### WORK REQUIRED
From the data that follows, copy every line holding the string "Pore".

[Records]
=-=-=

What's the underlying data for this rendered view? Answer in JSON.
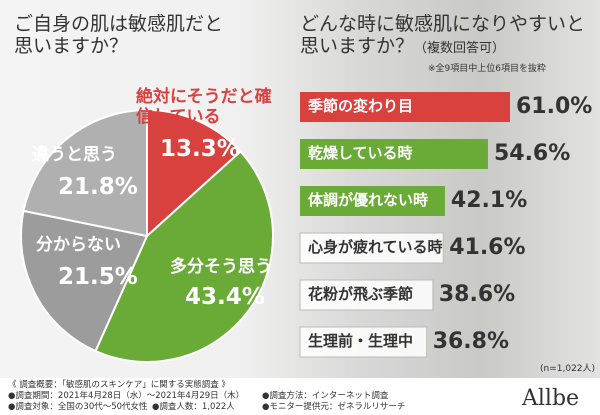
{
  "chart_data": [
    {
      "type": "pie",
      "title": "ご自身の肌は敏感肌だと思いますか？",
      "categories": [
        "絶対にそうだと確信している",
        "多分そう思う",
        "分からない",
        "違うと思う"
      ],
      "values": [
        13.3,
        43.4,
        21.5,
        21.8
      ],
      "value_labels": [
        "13.3%",
        "43.4%",
        "21.5%",
        "21.8%"
      ],
      "colors": [
        "#d9413f",
        "#6aaa36",
        "#9c9c9c",
        "#b0b0b0"
      ]
    },
    {
      "type": "hbar",
      "title": "どんな時に敏感肌になりやすいと思いますか？",
      "title_note": "（複数回答可）",
      "subtitle": "※全9項目中上位6項目を抜粋",
      "categories": [
        "季節の変わり目",
        "乾燥している時",
        "体調が優れない時",
        "心身が疲れている時",
        "花粉が飛ぶ季節",
        "生理前・生理中"
      ],
      "values": [
        61.0,
        54.6,
        42.1,
        41.6,
        38.6,
        36.8
      ],
      "value_labels": [
        "61.0%",
        "54.6%",
        "42.1%",
        "41.6%",
        "38.6%",
        "36.8%"
      ],
      "colors": [
        "#d9413f",
        "#6aaa36",
        "#6aaa36",
        "#ffffff",
        "#ffffff",
        "#ffffff"
      ],
      "sample_note": "(n=1,022人)"
    }
  ],
  "footer": {
    "heading": "《 調査概要：「敏感肌のスキンケア」に関する実態調査 》",
    "items": [
      "●調査期間：2021年4月28日（水）～2021年4月29日（木）",
      "●調査方法：インターネット調査",
      "●調査対象：全国の30代～50代女性",
      "●調査人数：1,022人",
      "●モニター提供元：ゼネラルリサーチ"
    ]
  },
  "logo": "Allbe"
}
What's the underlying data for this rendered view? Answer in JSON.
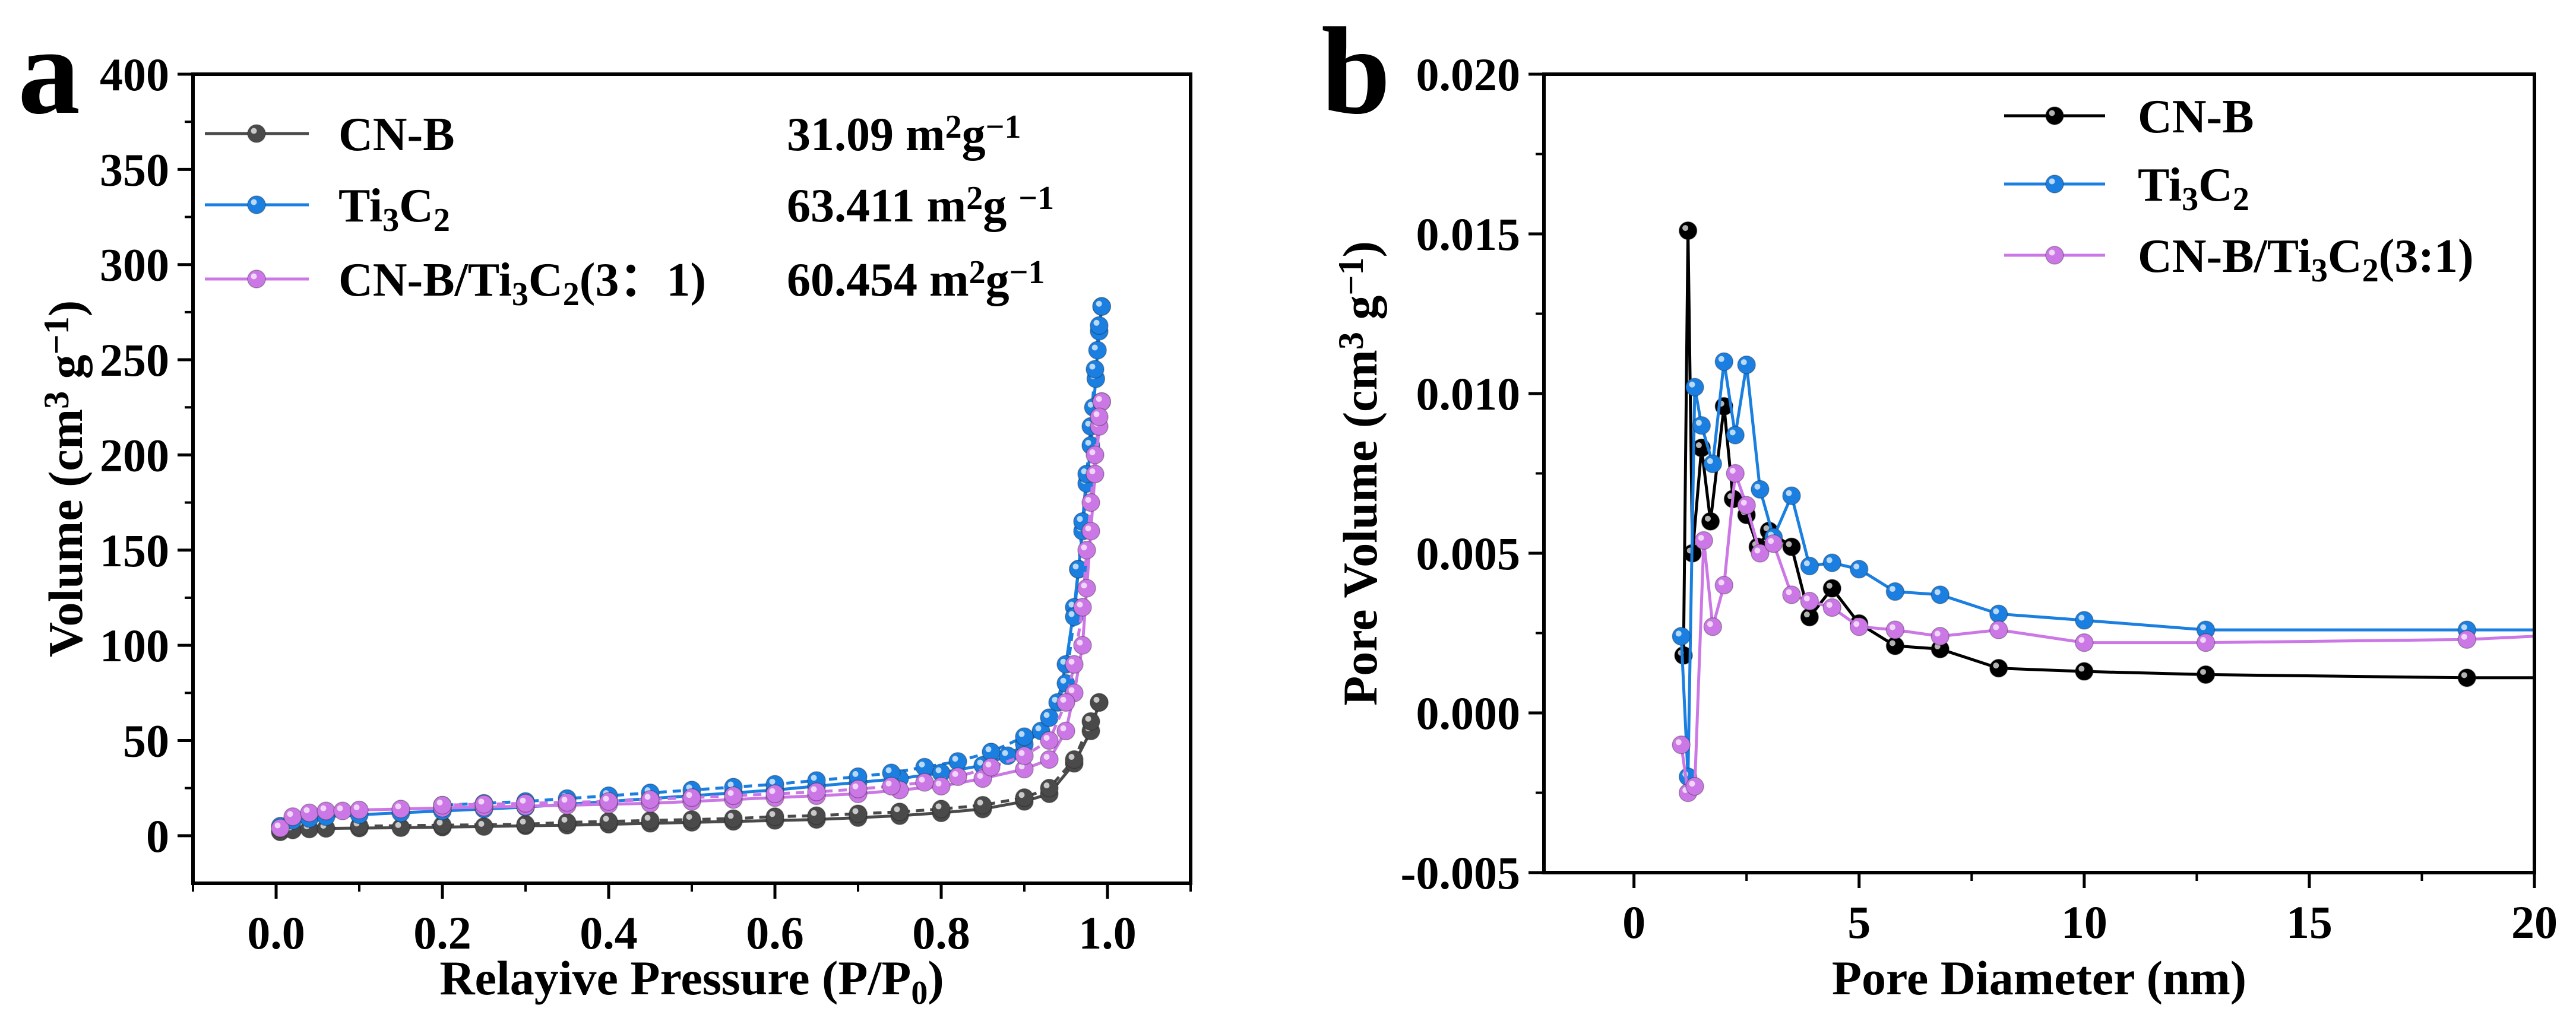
{
  "chart_data": [
    {
      "panel": "a",
      "type": "line",
      "xlabel": "Relayive Pressure (P/P",
      "xlabel_sub": "0",
      "xlabel_end": ")",
      "ylabel": "Volume (cm",
      "ylabel_sup": "3",
      "ylabel_mid": " g",
      "ylabel_sup2": "−1",
      "ylabel_end": ")",
      "xlim": [
        -0.1,
        1.1
      ],
      "ylim": [
        -25,
        400
      ],
      "xticks": [
        0.0,
        0.2,
        0.4,
        0.6,
        0.8,
        1.0
      ],
      "xtick_labels": [
        "0.0",
        "0.2",
        "0.4",
        "0.6",
        "0.8",
        "1.0"
      ],
      "yticks": [
        0,
        50,
        100,
        150,
        200,
        250,
        300,
        350,
        400
      ],
      "ytick_labels": [
        "0",
        "50",
        "100",
        "150",
        "200",
        "250",
        "300",
        "350",
        "400"
      ],
      "legend": [
        {
          "pre": "CN-B",
          "s1": "",
          "mid": "",
          "s2": "",
          "post": "",
          "color": "#4a4a4a",
          "bet": "31.09 m",
          "bet_sup": "2",
          "bet_post": "g",
          "bet_sup2": "−1"
        },
        {
          "pre": "Ti",
          "s1": "3",
          "mid": "C",
          "s2": "2",
          "post": "",
          "color": "#1a7fe0",
          "bet": "63.411 m",
          "bet_sup": "2",
          "bet_post": "g ",
          "bet_sup2": "−1"
        },
        {
          "pre": "CN-B/Ti",
          "s1": "3",
          "mid": "C",
          "s2": "2",
          "post": "(3：1)",
          "color": "#cc77e6",
          "bet": "60.454 m",
          "bet_sup": "2",
          "bet_post": "g",
          "bet_sup2": "−1"
        }
      ],
      "series": [
        {
          "name": "CN-B",
          "color": "#4a4a4a",
          "adsorption": [
            [
              0.005,
              2
            ],
            [
              0.02,
              3
            ],
            [
              0.04,
              3.5
            ],
            [
              0.06,
              3.8
            ],
            [
              0.1,
              4
            ],
            [
              0.15,
              4.2
            ],
            [
              0.2,
              4.5
            ],
            [
              0.25,
              4.8
            ],
            [
              0.3,
              5.2
            ],
            [
              0.35,
              5.5
            ],
            [
              0.4,
              6
            ],
            [
              0.45,
              6.5
            ],
            [
              0.5,
              7
            ],
            [
              0.55,
              7.5
            ],
            [
              0.6,
              8
            ],
            [
              0.65,
              8.5
            ],
            [
              0.7,
              9.5
            ],
            [
              0.75,
              10.5
            ],
            [
              0.8,
              12
            ],
            [
              0.85,
              14
            ],
            [
              0.9,
              18
            ],
            [
              0.93,
              22
            ],
            [
              0.96,
              38
            ],
            [
              0.98,
              55
            ],
            [
              0.99,
              70
            ]
          ],
          "desorption": [
            [
              0.99,
              70
            ],
            [
              0.98,
              60
            ],
            [
              0.96,
              40
            ],
            [
              0.93,
              25
            ],
            [
              0.9,
              20
            ],
            [
              0.85,
              16
            ],
            [
              0.8,
              14
            ],
            [
              0.75,
              12.5
            ],
            [
              0.7,
              11.5
            ],
            [
              0.65,
              10.5
            ],
            [
              0.6,
              10
            ],
            [
              0.55,
              9
            ],
            [
              0.5,
              8.5
            ],
            [
              0.45,
              8
            ],
            [
              0.4,
              7.5
            ],
            [
              0.35,
              7
            ],
            [
              0.3,
              6
            ],
            [
              0.2,
              5.5
            ],
            [
              0.1,
              5
            ]
          ]
        },
        {
          "name": "Ti3C2",
          "color": "#1a7fe0",
          "adsorption": [
            [
              0.005,
              5
            ],
            [
              0.02,
              8
            ],
            [
              0.04,
              9
            ],
            [
              0.06,
              10
            ],
            [
              0.1,
              11
            ],
            [
              0.15,
              12
            ],
            [
              0.2,
              13
            ],
            [
              0.25,
              14
            ],
            [
              0.3,
              15
            ],
            [
              0.35,
              16.5
            ],
            [
              0.4,
              18
            ],
            [
              0.45,
              19.5
            ],
            [
              0.5,
              21
            ],
            [
              0.55,
              22.5
            ],
            [
              0.6,
              24
            ],
            [
              0.65,
              26
            ],
            [
              0.7,
              28
            ],
            [
              0.75,
              30
            ],
            [
              0.8,
              33
            ],
            [
              0.85,
              37
            ],
            [
              0.88,
              42
            ],
            [
              0.9,
              48
            ],
            [
              0.92,
              55
            ],
            [
              0.94,
              70
            ],
            [
              0.95,
              90
            ],
            [
              0.96,
              120
            ],
            [
              0.965,
              140
            ],
            [
              0.97,
              160
            ],
            [
              0.975,
              185
            ],
            [
              0.98,
              205
            ],
            [
              0.983,
              225
            ],
            [
              0.986,
              240
            ],
            [
              0.988,
              255
            ],
            [
              0.99,
              265
            ],
            [
              0.993,
              278
            ]
          ],
          "desorption": [
            [
              0.993,
              278
            ],
            [
              0.99,
              268
            ],
            [
              0.985,
              245
            ],
            [
              0.98,
              215
            ],
            [
              0.975,
              190
            ],
            [
              0.97,
              165
            ],
            [
              0.965,
              140
            ],
            [
              0.96,
              115
            ],
            [
              0.95,
              80
            ],
            [
              0.93,
              62
            ],
            [
              0.9,
              52
            ],
            [
              0.86,
              44
            ],
            [
              0.82,
              39
            ],
            [
              0.78,
              36
            ],
            [
              0.74,
              33
            ],
            [
              0.7,
              31
            ],
            [
              0.65,
              29
            ],
            [
              0.6,
              27
            ],
            [
              0.55,
              25.5
            ],
            [
              0.5,
              24
            ],
            [
              0.45,
              22.5
            ],
            [
              0.4,
              21
            ],
            [
              0.35,
              19.5
            ],
            [
              0.3,
              18
            ],
            [
              0.25,
              17
            ],
            [
              0.2,
              16
            ]
          ]
        },
        {
          "name": "CN-B/Ti3C2(3:1)",
          "color": "#cc77e6",
          "adsorption": [
            [
              0.005,
              4
            ],
            [
              0.02,
              10
            ],
            [
              0.04,
              12
            ],
            [
              0.06,
              13
            ],
            [
              0.08,
              13
            ],
            [
              0.1,
              13.5
            ],
            [
              0.15,
              14
            ],
            [
              0.2,
              14.5
            ],
            [
              0.25,
              15
            ],
            [
              0.3,
              15.5
            ],
            [
              0.35,
              16
            ],
            [
              0.4,
              16.5
            ],
            [
              0.45,
              17
            ],
            [
              0.5,
              18
            ],
            [
              0.55,
              19
            ],
            [
              0.6,
              20
            ],
            [
              0.65,
              21
            ],
            [
              0.7,
              22
            ],
            [
              0.75,
              24
            ],
            [
              0.8,
              26
            ],
            [
              0.85,
              30
            ],
            [
              0.9,
              35
            ],
            [
              0.93,
              40
            ],
            [
              0.95,
              55
            ],
            [
              0.96,
              75
            ],
            [
              0.97,
              100
            ],
            [
              0.975,
              130
            ],
            [
              0.98,
              160
            ],
            [
              0.985,
              190
            ],
            [
              0.99,
              215
            ],
            [
              0.993,
              228
            ]
          ],
          "desorption": [
            [
              0.993,
              228
            ],
            [
              0.99,
              220
            ],
            [
              0.985,
              200
            ],
            [
              0.98,
              175
            ],
            [
              0.975,
              150
            ],
            [
              0.97,
              120
            ],
            [
              0.96,
              90
            ],
            [
              0.95,
              70
            ],
            [
              0.93,
              50
            ],
            [
              0.9,
              42
            ],
            [
              0.86,
              36
            ],
            [
              0.82,
              31
            ],
            [
              0.78,
              28
            ],
            [
              0.74,
              26
            ],
            [
              0.7,
              24.5
            ],
            [
              0.65,
              23
            ],
            [
              0.6,
              22
            ],
            [
              0.55,
              21
            ],
            [
              0.5,
              20
            ],
            [
              0.45,
              19
            ],
            [
              0.4,
              18
            ],
            [
              0.35,
              17.5
            ],
            [
              0.3,
              17
            ],
            [
              0.25,
              16.5
            ],
            [
              0.2,
              16
            ]
          ]
        }
      ]
    },
    {
      "panel": "b",
      "type": "line",
      "xlabel": "Pore Diameter (nm)",
      "ylabel": "Pore Volume (cm",
      "ylabel_sup": "3",
      "ylabel_mid": " g",
      "ylabel_sup2": "−1",
      "ylabel_end": ")",
      "xlim": [
        -2,
        20
      ],
      "ylim": [
        -0.005,
        0.02
      ],
      "xticks": [
        0,
        5,
        10,
        15,
        20
      ],
      "xtick_labels": [
        "0",
        "5",
        "10",
        "15",
        "20"
      ],
      "yticks": [
        -0.005,
        0.0,
        0.005,
        0.01,
        0.015,
        0.02
      ],
      "ytick_labels": [
        "-0.005",
        "0.000",
        "0.005",
        "0.010",
        "0.015",
        "0.020"
      ],
      "legend": [
        {
          "pre": "CN-B",
          "s1": "",
          "mid": "",
          "s2": "",
          "post": "",
          "color": "#000000"
        },
        {
          "pre": "Ti",
          "s1": "3",
          "mid": "C",
          "s2": "2",
          "post": "",
          "color": "#1a7fe0"
        },
        {
          "pre": "CN-B/Ti",
          "s1": "3",
          "mid": "C",
          "s2": "2",
          "post": "(3:1)",
          "color": "#cc77e6"
        }
      ],
      "series": [
        {
          "name": "CN-B",
          "color": "#000000",
          "points": [
            [
              1.1,
              0.0018
            ],
            [
              1.2,
              0.0151
            ],
            [
              1.3,
              0.005
            ],
            [
              1.5,
              0.0083
            ],
            [
              1.7,
              0.006
            ],
            [
              2.0,
              0.0096
            ],
            [
              2.2,
              0.0067
            ],
            [
              2.5,
              0.0062
            ],
            [
              2.75,
              0.0052
            ],
            [
              3.0,
              0.0057
            ],
            [
              3.5,
              0.0052
            ],
            [
              3.9,
              0.003
            ],
            [
              4.4,
              0.0039
            ],
            [
              5.0,
              0.0028
            ],
            [
              5.8,
              0.0021
            ],
            [
              6.8,
              0.002
            ],
            [
              8.1,
              0.0014
            ],
            [
              10.0,
              0.0013
            ],
            [
              12.7,
              0.0012
            ],
            [
              18.5,
              0.0011
            ],
            [
              20.0,
              0.0011
            ]
          ]
        },
        {
          "name": "Ti3C2",
          "color": "#1a7fe0",
          "points": [
            [
              1.05,
              0.0024
            ],
            [
              1.2,
              -0.002
            ],
            [
              1.35,
              0.0102
            ],
            [
              1.5,
              0.009
            ],
            [
              1.75,
              0.0078
            ],
            [
              2.0,
              0.011
            ],
            [
              2.25,
              0.0087
            ],
            [
              2.5,
              0.0109
            ],
            [
              2.8,
              0.007
            ],
            [
              3.1,
              0.0055
            ],
            [
              3.5,
              0.0068
            ],
            [
              3.9,
              0.0046
            ],
            [
              4.4,
              0.0047
            ],
            [
              5.0,
              0.0045
            ],
            [
              5.8,
              0.0038
            ],
            [
              6.8,
              0.0037
            ],
            [
              8.1,
              0.0031
            ],
            [
              10.0,
              0.0029
            ],
            [
              12.7,
              0.0026
            ],
            [
              18.5,
              0.0026
            ],
            [
              20.0,
              0.0026
            ]
          ]
        },
        {
          "name": "CN-B/Ti3C2(3:1)",
          "color": "#cc77e6",
          "points": [
            [
              1.05,
              -0.001
            ],
            [
              1.2,
              -0.0025
            ],
            [
              1.35,
              -0.0023
            ],
            [
              1.55,
              0.0054
            ],
            [
              1.75,
              0.0027
            ],
            [
              2.0,
              0.004
            ],
            [
              2.25,
              0.0075
            ],
            [
              2.5,
              0.0065
            ],
            [
              2.8,
              0.005
            ],
            [
              3.1,
              0.0053
            ],
            [
              3.5,
              0.0037
            ],
            [
              3.9,
              0.0035
            ],
            [
              4.4,
              0.0033
            ],
            [
              5.0,
              0.0027
            ],
            [
              5.8,
              0.0026
            ],
            [
              6.8,
              0.0024
            ],
            [
              8.1,
              0.0026
            ],
            [
              10.0,
              0.0022
            ],
            [
              12.7,
              0.0022
            ],
            [
              18.5,
              0.0023
            ],
            [
              20.0,
              0.0024
            ]
          ]
        }
      ]
    }
  ]
}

=-=-=

### REPLY TO THE TASK
      "xlabel": "Pore Diameter (nm)",
      "ylabel": "Pore Volume (cm",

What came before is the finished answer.